**Task input**
----

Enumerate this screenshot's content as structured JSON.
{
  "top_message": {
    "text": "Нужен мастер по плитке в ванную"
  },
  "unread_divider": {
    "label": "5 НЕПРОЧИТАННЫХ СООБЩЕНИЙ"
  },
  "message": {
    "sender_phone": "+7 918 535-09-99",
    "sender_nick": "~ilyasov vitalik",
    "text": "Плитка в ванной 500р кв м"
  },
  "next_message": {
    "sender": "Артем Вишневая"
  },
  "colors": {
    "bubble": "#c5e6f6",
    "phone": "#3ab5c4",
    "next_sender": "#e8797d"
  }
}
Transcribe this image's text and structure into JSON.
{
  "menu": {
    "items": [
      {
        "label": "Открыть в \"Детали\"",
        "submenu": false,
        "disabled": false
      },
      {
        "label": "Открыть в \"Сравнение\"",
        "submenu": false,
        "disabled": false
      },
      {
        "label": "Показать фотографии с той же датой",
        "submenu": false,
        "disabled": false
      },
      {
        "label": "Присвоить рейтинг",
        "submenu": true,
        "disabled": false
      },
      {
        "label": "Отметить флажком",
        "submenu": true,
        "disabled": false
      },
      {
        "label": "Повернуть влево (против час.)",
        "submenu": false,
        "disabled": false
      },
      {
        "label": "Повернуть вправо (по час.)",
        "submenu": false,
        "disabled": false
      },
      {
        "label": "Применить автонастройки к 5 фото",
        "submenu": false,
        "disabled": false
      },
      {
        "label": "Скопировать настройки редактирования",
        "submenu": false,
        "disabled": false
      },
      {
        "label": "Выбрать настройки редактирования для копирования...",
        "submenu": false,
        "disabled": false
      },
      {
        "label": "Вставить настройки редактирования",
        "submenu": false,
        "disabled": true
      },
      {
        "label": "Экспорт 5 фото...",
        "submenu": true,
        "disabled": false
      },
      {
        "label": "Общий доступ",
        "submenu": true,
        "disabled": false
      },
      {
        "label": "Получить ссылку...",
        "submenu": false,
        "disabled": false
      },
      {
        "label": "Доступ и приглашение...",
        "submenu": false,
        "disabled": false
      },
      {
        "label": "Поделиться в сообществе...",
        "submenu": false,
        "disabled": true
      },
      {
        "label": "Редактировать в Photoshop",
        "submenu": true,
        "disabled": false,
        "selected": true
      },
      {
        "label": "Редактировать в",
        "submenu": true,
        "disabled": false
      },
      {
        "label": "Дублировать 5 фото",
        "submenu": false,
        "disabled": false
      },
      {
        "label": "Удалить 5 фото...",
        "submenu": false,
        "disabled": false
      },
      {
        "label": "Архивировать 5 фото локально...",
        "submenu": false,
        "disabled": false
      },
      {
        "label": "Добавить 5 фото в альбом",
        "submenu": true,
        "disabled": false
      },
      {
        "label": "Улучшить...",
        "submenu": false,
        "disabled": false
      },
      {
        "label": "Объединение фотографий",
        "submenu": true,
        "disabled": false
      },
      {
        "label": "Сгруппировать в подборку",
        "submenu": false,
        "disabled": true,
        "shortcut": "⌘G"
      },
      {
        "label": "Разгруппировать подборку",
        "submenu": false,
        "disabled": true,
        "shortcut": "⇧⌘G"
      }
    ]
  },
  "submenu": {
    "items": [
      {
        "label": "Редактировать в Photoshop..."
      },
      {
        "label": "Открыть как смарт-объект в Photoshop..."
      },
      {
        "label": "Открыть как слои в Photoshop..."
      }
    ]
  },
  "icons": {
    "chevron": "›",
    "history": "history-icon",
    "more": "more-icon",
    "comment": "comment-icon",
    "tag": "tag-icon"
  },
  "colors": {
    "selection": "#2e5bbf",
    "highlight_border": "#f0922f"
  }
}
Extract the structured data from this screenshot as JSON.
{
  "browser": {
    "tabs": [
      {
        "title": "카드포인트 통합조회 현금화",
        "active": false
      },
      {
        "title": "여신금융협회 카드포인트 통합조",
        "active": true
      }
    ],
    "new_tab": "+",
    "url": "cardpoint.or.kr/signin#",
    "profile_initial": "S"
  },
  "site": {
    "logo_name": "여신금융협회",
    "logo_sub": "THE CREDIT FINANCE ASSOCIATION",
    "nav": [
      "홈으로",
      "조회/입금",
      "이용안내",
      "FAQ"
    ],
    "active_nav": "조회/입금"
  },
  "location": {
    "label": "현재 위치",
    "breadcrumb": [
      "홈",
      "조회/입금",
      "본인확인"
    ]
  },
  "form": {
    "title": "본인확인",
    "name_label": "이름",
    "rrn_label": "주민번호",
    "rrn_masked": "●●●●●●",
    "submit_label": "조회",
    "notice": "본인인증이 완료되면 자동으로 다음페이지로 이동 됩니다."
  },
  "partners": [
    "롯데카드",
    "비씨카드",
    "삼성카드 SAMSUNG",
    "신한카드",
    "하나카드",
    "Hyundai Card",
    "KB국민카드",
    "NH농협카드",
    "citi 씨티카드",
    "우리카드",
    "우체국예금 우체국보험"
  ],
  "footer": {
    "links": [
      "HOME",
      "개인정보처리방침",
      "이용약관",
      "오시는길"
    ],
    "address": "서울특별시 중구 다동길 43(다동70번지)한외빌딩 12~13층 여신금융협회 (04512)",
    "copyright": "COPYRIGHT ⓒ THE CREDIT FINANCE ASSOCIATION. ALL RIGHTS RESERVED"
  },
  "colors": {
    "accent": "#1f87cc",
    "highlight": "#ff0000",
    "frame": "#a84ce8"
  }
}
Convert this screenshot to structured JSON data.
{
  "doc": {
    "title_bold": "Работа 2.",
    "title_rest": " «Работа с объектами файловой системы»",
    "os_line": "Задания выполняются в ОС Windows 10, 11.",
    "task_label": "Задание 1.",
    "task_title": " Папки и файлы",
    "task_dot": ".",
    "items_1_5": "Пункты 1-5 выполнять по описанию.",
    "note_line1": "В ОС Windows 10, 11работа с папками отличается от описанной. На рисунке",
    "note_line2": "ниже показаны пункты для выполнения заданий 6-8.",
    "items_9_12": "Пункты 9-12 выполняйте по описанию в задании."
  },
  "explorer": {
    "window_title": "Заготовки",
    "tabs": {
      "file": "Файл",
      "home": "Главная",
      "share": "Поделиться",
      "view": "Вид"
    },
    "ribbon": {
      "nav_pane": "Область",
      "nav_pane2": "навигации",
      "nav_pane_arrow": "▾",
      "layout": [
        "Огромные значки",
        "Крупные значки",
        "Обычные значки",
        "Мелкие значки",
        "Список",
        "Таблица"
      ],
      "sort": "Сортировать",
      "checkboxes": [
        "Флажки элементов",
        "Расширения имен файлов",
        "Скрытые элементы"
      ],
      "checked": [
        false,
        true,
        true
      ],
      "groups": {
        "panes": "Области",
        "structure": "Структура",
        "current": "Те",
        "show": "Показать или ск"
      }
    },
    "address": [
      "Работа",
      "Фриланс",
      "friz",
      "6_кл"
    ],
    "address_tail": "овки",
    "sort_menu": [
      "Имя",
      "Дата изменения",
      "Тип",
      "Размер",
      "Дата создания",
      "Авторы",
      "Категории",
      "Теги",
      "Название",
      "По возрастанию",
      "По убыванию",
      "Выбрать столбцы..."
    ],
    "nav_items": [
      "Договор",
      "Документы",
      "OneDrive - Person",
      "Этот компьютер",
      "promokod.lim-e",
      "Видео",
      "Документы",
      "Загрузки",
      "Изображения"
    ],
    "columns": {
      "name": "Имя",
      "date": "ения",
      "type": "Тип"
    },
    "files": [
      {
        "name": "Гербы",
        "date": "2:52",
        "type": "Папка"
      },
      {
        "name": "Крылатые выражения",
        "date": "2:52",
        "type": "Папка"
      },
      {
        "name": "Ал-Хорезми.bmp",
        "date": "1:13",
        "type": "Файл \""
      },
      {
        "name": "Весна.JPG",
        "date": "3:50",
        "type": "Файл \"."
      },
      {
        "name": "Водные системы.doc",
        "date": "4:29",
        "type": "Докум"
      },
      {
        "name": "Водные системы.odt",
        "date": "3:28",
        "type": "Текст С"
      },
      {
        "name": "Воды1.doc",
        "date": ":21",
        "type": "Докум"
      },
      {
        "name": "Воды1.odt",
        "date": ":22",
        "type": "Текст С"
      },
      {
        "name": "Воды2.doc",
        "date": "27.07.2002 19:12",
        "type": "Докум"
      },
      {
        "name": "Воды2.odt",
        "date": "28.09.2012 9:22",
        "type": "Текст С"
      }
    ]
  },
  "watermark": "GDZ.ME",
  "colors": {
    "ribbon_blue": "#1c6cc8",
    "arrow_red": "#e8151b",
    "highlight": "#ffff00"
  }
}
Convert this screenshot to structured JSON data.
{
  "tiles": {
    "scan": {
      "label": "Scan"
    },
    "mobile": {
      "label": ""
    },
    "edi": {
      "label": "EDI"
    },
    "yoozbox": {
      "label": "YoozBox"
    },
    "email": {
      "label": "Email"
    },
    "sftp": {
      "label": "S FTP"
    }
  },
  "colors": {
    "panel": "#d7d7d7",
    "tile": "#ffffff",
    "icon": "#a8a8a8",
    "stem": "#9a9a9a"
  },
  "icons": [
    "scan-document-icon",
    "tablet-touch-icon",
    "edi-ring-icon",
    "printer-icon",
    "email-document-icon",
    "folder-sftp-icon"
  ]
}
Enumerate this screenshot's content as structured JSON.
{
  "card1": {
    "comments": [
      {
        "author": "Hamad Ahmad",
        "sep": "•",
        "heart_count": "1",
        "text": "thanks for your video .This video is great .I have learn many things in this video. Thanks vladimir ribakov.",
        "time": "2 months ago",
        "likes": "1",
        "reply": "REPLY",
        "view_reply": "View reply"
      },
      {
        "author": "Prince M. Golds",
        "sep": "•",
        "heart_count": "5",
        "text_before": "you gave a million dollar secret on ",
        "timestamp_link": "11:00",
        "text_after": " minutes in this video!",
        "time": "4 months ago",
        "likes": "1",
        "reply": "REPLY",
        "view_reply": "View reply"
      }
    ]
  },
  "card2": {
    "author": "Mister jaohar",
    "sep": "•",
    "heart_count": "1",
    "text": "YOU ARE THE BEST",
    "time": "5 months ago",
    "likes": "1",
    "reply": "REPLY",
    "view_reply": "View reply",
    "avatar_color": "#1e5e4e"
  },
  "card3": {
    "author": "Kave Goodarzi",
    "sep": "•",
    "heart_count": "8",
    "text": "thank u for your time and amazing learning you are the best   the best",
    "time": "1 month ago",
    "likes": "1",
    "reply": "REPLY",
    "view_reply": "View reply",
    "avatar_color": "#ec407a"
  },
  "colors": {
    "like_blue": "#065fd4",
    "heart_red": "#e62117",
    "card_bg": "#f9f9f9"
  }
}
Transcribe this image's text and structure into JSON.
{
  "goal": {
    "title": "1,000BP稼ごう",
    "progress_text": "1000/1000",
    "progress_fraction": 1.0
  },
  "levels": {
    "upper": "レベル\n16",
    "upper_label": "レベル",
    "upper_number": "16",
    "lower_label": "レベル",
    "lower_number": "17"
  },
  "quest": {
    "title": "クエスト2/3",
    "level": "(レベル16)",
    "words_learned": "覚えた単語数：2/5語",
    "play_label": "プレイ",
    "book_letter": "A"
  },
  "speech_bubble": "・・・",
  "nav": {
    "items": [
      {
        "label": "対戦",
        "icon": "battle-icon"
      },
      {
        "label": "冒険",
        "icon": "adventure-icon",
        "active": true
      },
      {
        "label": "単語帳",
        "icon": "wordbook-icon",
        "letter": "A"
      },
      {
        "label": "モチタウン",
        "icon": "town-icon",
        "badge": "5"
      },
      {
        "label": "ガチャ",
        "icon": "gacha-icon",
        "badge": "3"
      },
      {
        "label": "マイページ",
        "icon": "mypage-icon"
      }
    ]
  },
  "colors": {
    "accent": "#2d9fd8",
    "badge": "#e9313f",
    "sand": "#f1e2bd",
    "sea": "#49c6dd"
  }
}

----

Select every line of the records holding the string "여신금융협회".

**Output below**
        "title": "여신금융협회 카드포인트 통합조",
    "logo_name": "여신금융협회",
    "address": "서울특별시 중구 다동길 43(다동70번지)한외빌딩 12~13층 여신금융협회 (04512)",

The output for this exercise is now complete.